Short problem: Output the data word for word, dropping every image.

Supplied information:

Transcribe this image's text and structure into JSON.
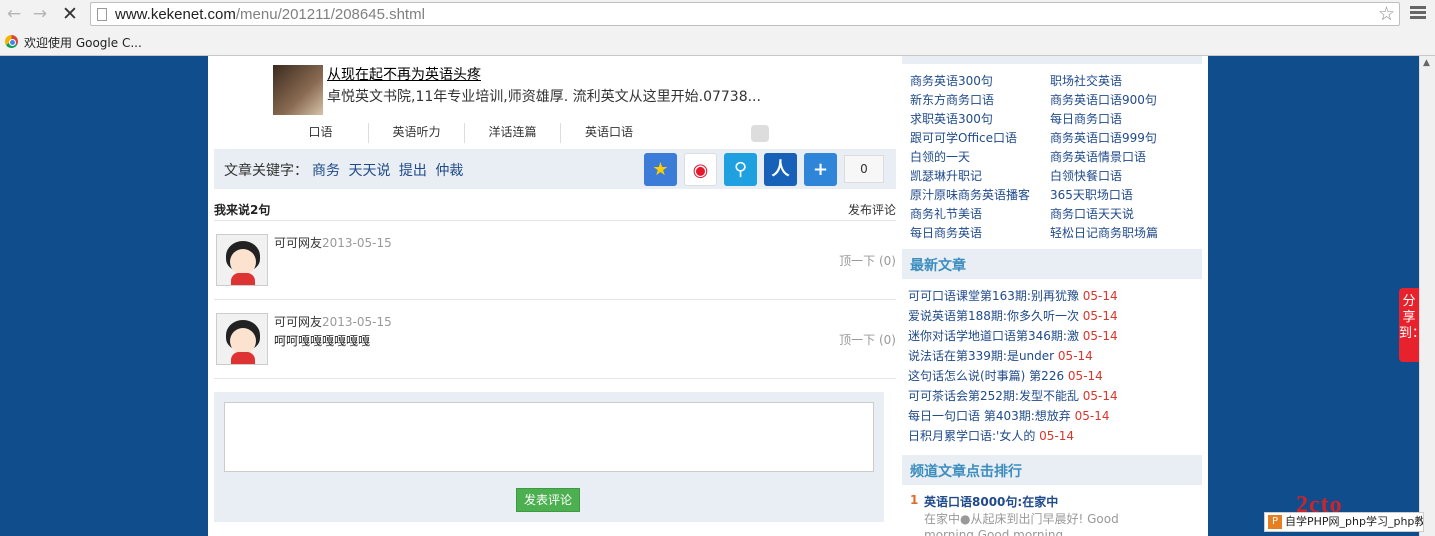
{
  "browser": {
    "url_host": "www.kekenet.com",
    "url_path": "/menu/201211/208645.shtml",
    "bookmark": "欢迎使用 Google C..."
  },
  "ad": {
    "title": "从现在起不再为英语头疼",
    "desc": "卓悦英文书院,11年专业培训,师资雄厚. 流利英文从这里开始.07738..."
  },
  "tags": [
    "口语",
    "英语听力",
    "洋话连篇",
    "英语口语"
  ],
  "keywords": {
    "label": "文章关键字：",
    "words": [
      "商务",
      "天天说",
      "提出",
      "仲裁"
    ]
  },
  "share_count": "0",
  "comments_header": {
    "title": "我来说2句",
    "post_link": "发布评论"
  },
  "comments": [
    {
      "user": "可可网友",
      "date": "2013-05-15",
      "text": "",
      "vote": "顶一下 (0)"
    },
    {
      "user": "可可网友",
      "date": "2013-05-15",
      "text": "呵呵嘎嘎嘎嘎嘎嘎",
      "vote": "顶一下 (0)"
    }
  ],
  "reply": {
    "button": "发表评论"
  },
  "sidebar": {
    "links": [
      [
        "商务英语300句",
        "职场社交英语"
      ],
      [
        "新东方商务口语",
        "商务英语口语900句"
      ],
      [
        "求职英语300句",
        "每日商务口语"
      ],
      [
        "跟可可学Office口语",
        "商务英语口语999句"
      ],
      [
        "白领的一天",
        "商务英语情景口语"
      ],
      [
        "凯瑟琳升职记",
        "白领快餐口语"
      ],
      [
        "原汁原味商务英语播客",
        "365天职场口语"
      ],
      [
        "商务礼节美语",
        "商务口语天天说"
      ],
      [
        "每日商务英语",
        "轻松日记商务职场篇"
      ]
    ],
    "latest_title": "最新文章",
    "latest": [
      {
        "title": "可可口语课堂第163期:别再犹豫",
        "date": "05-14"
      },
      {
        "title": "爱说英语第188期:你多久听一次",
        "date": "05-14"
      },
      {
        "title": "迷你对话学地道口语第346期:激",
        "date": "05-14"
      },
      {
        "title": "说法话在第339期:是under",
        "date": "05-14"
      },
      {
        "title": "这句话怎么说(时事篇) 第226",
        "date": "05-14"
      },
      {
        "title": "可可茶话会第252期:发型不能乱",
        "date": "05-14"
      },
      {
        "title": "每日一句口语 第403期:想放弃",
        "date": "05-14"
      },
      {
        "title": "日积月累学口语:'女人的",
        "date": "05-14"
      }
    ],
    "rank_title": "频道文章点击排行",
    "rank": [
      {
        "num": "1",
        "title": "英语口语8000句:在家中",
        "desc": "在家中●从起床到出门早晨好! Good morning.Good morning"
      }
    ]
  },
  "float_share": "分享到：",
  "watermark": {
    "logo": "2cto",
    "bar": "自学PHP网_php学习_php教程"
  }
}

Solution:
Transcribe this image's text and structure into JSON.
{
  "browser": {
    "url_host": "www.kekenet.com",
    "url_path": "/menu/201211/208645.shtml",
    "bookmark": "欢迎使用 Google C..."
  },
  "ad": {
    "title": "从现在起不再为英语头疼",
    "desc": "卓悦英文书院,11年专业培训,师资雄厚. 流利英文从这里开始.07738..."
  },
  "tags": [
    "口语",
    "英语听力",
    "洋话连篇",
    "英语口语"
  ],
  "keywords": {
    "label": "文章关键字：",
    "words": [
      "商务",
      "天天说",
      "提出",
      "仲裁"
    ]
  },
  "share_count": "0",
  "comments_header": {
    "title": "我来说2句",
    "post_link": "发布评论"
  },
  "comments": [
    {
      "user": "可可网友",
      "date": "2013-05-15",
      "text": "",
      "vote": "顶一下 (0)"
    },
    {
      "user": "可可网友",
      "date": "2013-05-15",
      "text": "呵呵嘎嘎嘎嘎嘎嘎",
      "vote": "顶一下 (0)"
    }
  ],
  "reply": {
    "button": "发表评论"
  },
  "sidebar": {
    "links": [
      [
        "商务英语300句",
        "职场社交英语"
      ],
      [
        "新东方商务口语",
        "商务英语口语900句"
      ],
      [
        "求职英语300句",
        "每日商务口语"
      ],
      [
        "跟可可学Office口语",
        "商务英语口语999句"
      ],
      [
        "白领的一天",
        "商务英语情景口语"
      ],
      [
        "凯瑟琳升职记",
        "白领快餐口语"
      ],
      [
        "原汁原味商务英语播客",
        "365天职场口语"
      ],
      [
        "商务礼节美语",
        "商务口语天天说"
      ],
      [
        "每日商务英语",
        "轻松日记商务职场篇"
      ]
    ],
    "latest_title": "最新文章",
    "latest": [
      {
        "title": "可可口语课堂第163期:别再犹豫",
        "date": "05-14"
      },
      {
        "title": "爱说英语第188期:你多久听一次",
        "date": "05-14"
      },
      {
        "title": "迷你对话学地道口语第346期:激",
        "date": "05-14"
      },
      {
        "title": "说法话在第339期:是under",
        "date": "05-14"
      },
      {
        "title": "这句话怎么说(时事篇) 第226",
        "date": "05-14"
      },
      {
        "title": "可可茶话会第252期:发型不能乱",
        "date": "05-14"
      },
      {
        "title": "每日一句口语 第403期:想放弃",
        "date": "05-14"
      },
      {
        "title": "日积月累学口语:'女人的",
        "date": "05-14"
      }
    ],
    "rank_title": "频道文章点击排行",
    "rank": [
      {
        "num": "1",
        "title": "英语口语8000句:在家中",
        "desc": "在家中●从起床到出门早晨好! Good morning.Good morning"
      }
    ]
  },
  "float_share": "分享到：",
  "watermark": {
    "logo": "2cto",
    "bar": "自学PHP网_php学习_php教程"
  }
}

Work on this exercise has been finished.